*WORK INSTRUCTIONS*
From the entries below, gather each line containing the word "detached".

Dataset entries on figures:
------------------------------------------------

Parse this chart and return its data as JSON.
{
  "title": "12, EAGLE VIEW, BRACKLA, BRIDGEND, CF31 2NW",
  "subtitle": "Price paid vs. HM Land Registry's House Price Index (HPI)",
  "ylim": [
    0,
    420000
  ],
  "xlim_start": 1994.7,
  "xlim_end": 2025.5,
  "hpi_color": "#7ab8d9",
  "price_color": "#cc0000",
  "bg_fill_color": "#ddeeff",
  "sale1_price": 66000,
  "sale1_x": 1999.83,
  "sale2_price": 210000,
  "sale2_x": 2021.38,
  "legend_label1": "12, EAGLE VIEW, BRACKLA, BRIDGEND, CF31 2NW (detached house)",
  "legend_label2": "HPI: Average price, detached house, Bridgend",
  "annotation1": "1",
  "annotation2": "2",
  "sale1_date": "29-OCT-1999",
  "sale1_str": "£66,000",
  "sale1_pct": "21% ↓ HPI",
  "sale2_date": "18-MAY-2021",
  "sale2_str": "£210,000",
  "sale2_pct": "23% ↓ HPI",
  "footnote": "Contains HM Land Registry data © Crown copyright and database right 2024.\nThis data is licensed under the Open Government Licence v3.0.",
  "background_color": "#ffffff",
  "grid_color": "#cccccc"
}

------------------------------------------------

*WORKED SOLUTION*
  "legend_label1": "12, EAGLE VIEW, BRACKLA, BRIDGEND, CF31 2NW (detached house)",
  "legend_label2": "HPI: Average price, detached house, Bridgend",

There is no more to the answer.